▶ [BRIEF]: Return the full material exactly.

[BEGIN]

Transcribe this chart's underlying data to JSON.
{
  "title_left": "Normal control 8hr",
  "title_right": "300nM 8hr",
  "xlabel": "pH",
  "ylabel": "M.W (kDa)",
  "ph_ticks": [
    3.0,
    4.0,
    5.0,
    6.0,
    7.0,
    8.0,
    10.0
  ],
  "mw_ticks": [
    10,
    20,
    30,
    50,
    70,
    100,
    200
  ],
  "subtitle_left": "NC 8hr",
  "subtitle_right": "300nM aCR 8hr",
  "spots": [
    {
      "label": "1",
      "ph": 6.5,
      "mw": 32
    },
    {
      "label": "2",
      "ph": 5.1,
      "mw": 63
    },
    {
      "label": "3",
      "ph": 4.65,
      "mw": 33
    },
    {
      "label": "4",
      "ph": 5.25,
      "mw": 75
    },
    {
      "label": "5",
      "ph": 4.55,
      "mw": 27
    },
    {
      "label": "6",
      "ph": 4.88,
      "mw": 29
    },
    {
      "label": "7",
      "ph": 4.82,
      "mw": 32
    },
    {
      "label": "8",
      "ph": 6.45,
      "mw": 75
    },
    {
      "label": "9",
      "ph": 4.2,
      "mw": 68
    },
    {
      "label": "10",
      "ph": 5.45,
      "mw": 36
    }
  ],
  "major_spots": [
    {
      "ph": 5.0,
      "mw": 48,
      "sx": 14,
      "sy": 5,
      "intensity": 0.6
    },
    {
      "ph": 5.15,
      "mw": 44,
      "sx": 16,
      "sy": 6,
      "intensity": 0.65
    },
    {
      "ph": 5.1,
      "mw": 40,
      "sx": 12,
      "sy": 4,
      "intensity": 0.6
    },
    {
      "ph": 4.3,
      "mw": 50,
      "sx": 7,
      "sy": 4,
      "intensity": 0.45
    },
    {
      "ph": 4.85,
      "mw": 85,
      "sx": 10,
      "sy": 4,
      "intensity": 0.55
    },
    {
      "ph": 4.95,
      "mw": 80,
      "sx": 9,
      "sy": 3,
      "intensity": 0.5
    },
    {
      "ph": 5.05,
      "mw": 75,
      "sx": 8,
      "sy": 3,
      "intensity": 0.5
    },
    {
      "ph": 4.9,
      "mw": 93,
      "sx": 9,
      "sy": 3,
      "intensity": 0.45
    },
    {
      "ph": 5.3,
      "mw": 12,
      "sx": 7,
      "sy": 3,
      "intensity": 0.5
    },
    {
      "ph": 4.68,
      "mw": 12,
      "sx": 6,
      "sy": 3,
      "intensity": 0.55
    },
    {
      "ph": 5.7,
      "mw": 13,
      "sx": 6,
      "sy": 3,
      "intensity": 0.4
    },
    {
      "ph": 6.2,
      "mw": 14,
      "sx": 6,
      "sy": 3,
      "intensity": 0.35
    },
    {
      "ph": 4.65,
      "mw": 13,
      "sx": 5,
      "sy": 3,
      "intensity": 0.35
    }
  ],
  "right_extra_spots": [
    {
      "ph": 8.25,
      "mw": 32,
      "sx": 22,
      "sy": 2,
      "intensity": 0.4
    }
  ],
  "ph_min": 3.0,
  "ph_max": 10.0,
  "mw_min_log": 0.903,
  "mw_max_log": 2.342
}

[END]

▶ [SOLVED PROBLEM]:
Transcribe this chart's underlying data to JSON.
{
  "title_left": "Normal control 8hr",
  "title_right": "300nM 8hr",
  "xlabel": "pH",
  "ylabel": "M.W (kDa)",
  "ph_ticks": [
    3.0,
    4.0,
    5.0,
    6.0,
    7.0,
    8.0,
    10.0
  ],
  "mw_ticks": [
    10,
    20,
    30,
    50,
    70,
    100,
    200
  ],
  "subtitle_left": "NC 8hr",
  "subtitle_right": "300nM aCR 8hr",
  "spots": [
    {
      "label": "1",
      "ph": 6.5,
      "mw": 32
    },
    {
      "label": "2",
      "ph": 5.1,
      "mw": 63
    },
    {
      "label": "3",
      "ph": 4.65,
      "mw": 33
    },
    {
      "label": "4",
      "ph": 5.25,
      "mw": 75
    },
    {
      "label": "5",
      "ph": 4.55,
      "mw": 27
    },
    {
      "label": "6",
      "ph": 4.88,
      "mw": 29
    },
    {
      "label": "7",
      "ph": 4.82,
      "mw": 32
    },
    {
      "label": "8",
      "ph": 6.45,
      "mw": 75
    },
    {
      "label": "9",
      "ph": 4.2,
      "mw": 68
    },
    {
      "label": "10",
      "ph": 5.45,
      "mw": 36
    }
  ],
  "major_spots": [
    {
      "ph": 5.0,
      "mw": 48,
      "sx": 14,
      "sy": 5,
      "intensity": 0.6
    },
    {
      "ph": 5.15,
      "mw": 44,
      "sx": 16,
      "sy": 6,
      "intensity": 0.65
    },
    {
      "ph": 5.1,
      "mw": 40,
      "sx": 12,
      "sy": 4,
      "intensity": 0.6
    },
    {
      "ph": 4.3,
      "mw": 50,
      "sx": 7,
      "sy": 4,
      "intensity": 0.45
    },
    {
      "ph": 4.85,
      "mw": 85,
      "sx": 10,
      "sy": 4,
      "intensity": 0.55
    },
    {
      "ph": 4.95,
      "mw": 80,
      "sx": 9,
      "sy": 3,
      "intensity": 0.5
    },
    {
      "ph": 5.05,
      "mw": 75,
      "sx": 8,
      "sy": 3,
      "intensity": 0.5
    },
    {
      "ph": 4.9,
      "mw": 93,
      "sx": 9,
      "sy": 3,
      "intensity": 0.45
    },
    {
      "ph": 5.3,
      "mw": 12,
      "sx": 7,
      "sy": 3,
      "intensity": 0.5
    },
    {
      "ph": 4.68,
      "mw": 12,
      "sx": 6,
      "sy": 3,
      "intensity": 0.55
    },
    {
      "ph": 5.7,
      "mw": 13,
      "sx": 6,
      "sy": 3,
      "intensity": 0.4
    },
    {
      "ph": 6.2,
      "mw": 14,
      "sx": 6,
      "sy": 3,
      "intensity": 0.35
    },
    {
      "ph": 4.65,
      "mw": 13,
      "sx": 5,
      "sy": 3,
      "intensity": 0.35
    }
  ],
  "right_extra_spots": [
    {
      "ph": 8.25,
      "mw": 32,
      "sx": 22,
      "sy": 2,
      "intensity": 0.4
    }
  ],
  "ph_min": 3.0,
  "ph_max": 10.0,
  "mw_min_log": 0.903,
  "mw_max_log": 2.342
}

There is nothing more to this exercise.